__WORK TO BE COMPLETED__
Transcribe every entry word for word, leaving out all images.
——————
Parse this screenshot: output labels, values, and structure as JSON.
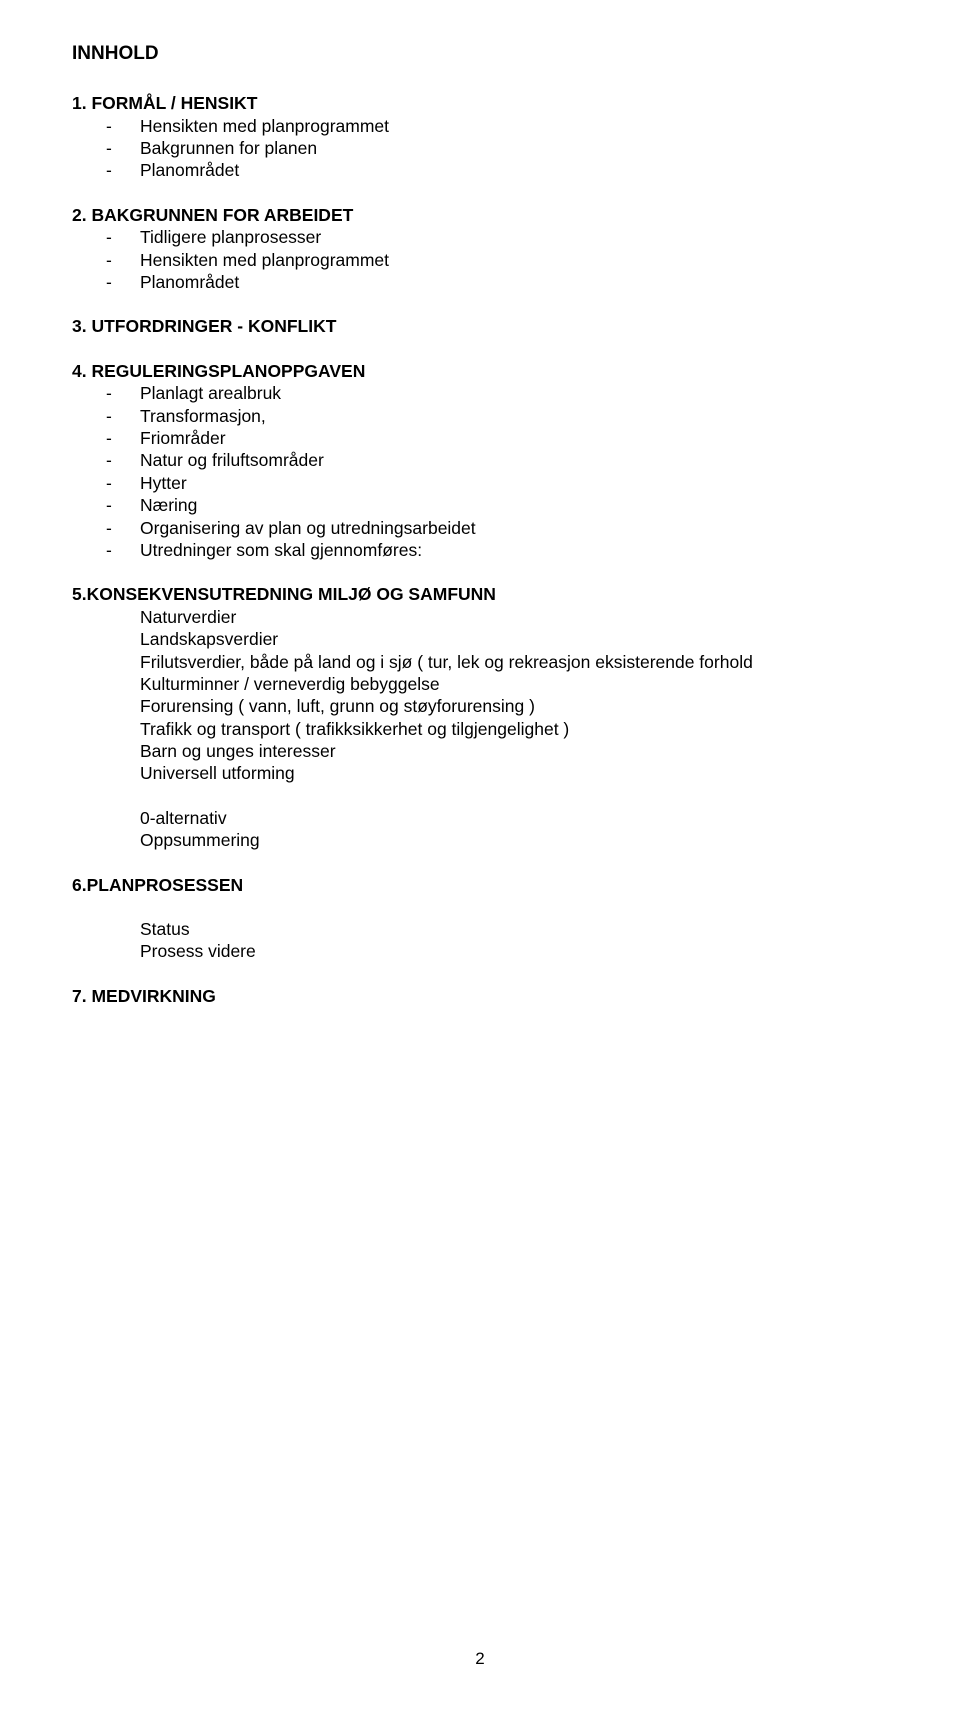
{
  "title": "INNHOLD",
  "sections": [
    {
      "heading": "1. FORMÅL / HENSIKT",
      "bullets": [
        "Hensikten med planprogrammet",
        "Bakgrunnen for planen",
        "Planområdet"
      ]
    },
    {
      "heading": "2. BAKGRUNNEN FOR ARBEIDET",
      "bullets": [
        "Tidligere planprosesser",
        "Hensikten med planprogrammet",
        "Planområdet"
      ]
    },
    {
      "heading": "3. UTFORDRINGER - KONFLIKT",
      "bullets": []
    },
    {
      "heading": "4. REGULERINGSPLANOPPGAVEN",
      "bullets": [
        "Planlagt arealbruk",
        "Transformasjon,",
        "Friområder",
        "Natur og friluftsområder",
        "Hytter",
        "Næring",
        "Organisering av plan og utredningsarbeidet",
        "Utredninger som skal gjennomføres:"
      ]
    }
  ],
  "section5": {
    "heading": "5.KONSEKVENSUTREDNING MILJØ OG SAMFUNN",
    "lines": [
      "Naturverdier",
      "Landskapsverdier",
      "Frilutsverdier, både på land og i sjø ( tur, lek og rekreasjon eksisterende forhold",
      "Kulturminner / verneverdig bebyggelse",
      "Forurensing ( vann, luft, grunn og støyforurensing )",
      "Trafikk og transport ( trafikksikkerhet og tilgjengelighet )",
      "Barn og unges interesser",
      "Universell utforming"
    ],
    "lines2": [
      "0-alternativ",
      "Oppsummering"
    ]
  },
  "section6": {
    "heading": "6.PLANPROSESSEN",
    "lines": [
      "Status",
      "Prosess videre"
    ]
  },
  "section7": {
    "heading": "7. MEDVIRKNING"
  },
  "pageNumber": "2",
  "dash": "-"
}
——————
__WRITTEN REPLY__
Parse this screenshot: output labels, values, and structure as JSON.
{
  "title": "INNHOLD",
  "sections": [
    {
      "heading": "1. FORMÅL / HENSIKT",
      "bullets": [
        "Hensikten med planprogrammet",
        "Bakgrunnen for planen",
        "Planområdet"
      ]
    },
    {
      "heading": "2. BAKGRUNNEN FOR ARBEIDET",
      "bullets": [
        "Tidligere planprosesser",
        "Hensikten med planprogrammet",
        "Planområdet"
      ]
    },
    {
      "heading": "3. UTFORDRINGER - KONFLIKT",
      "bullets": []
    },
    {
      "heading": "4. REGULERINGSPLANOPPGAVEN",
      "bullets": [
        "Planlagt arealbruk",
        "Transformasjon,",
        "Friområder",
        "Natur og friluftsområder",
        "Hytter",
        "Næring",
        "Organisering av plan og utredningsarbeidet",
        "Utredninger som skal gjennomføres:"
      ]
    }
  ],
  "section5": {
    "heading": "5.KONSEKVENSUTREDNING MILJØ OG SAMFUNN",
    "lines": [
      "Naturverdier",
      "Landskapsverdier",
      "Frilutsverdier, både på land og i sjø ( tur, lek og rekreasjon eksisterende forhold",
      "Kulturminner / verneverdig bebyggelse",
      "Forurensing ( vann, luft, grunn og støyforurensing )",
      "Trafikk og transport ( trafikksikkerhet og tilgjengelighet )",
      "Barn og unges interesser",
      "Universell utforming"
    ],
    "lines2": [
      "0-alternativ",
      "Oppsummering"
    ]
  },
  "section6": {
    "heading": "6.PLANPROSESSEN",
    "lines": [
      "Status",
      "Prosess videre"
    ]
  },
  "section7": {
    "heading": "7. MEDVIRKNING"
  },
  "pageNumber": "2",
  "dash": "-"
}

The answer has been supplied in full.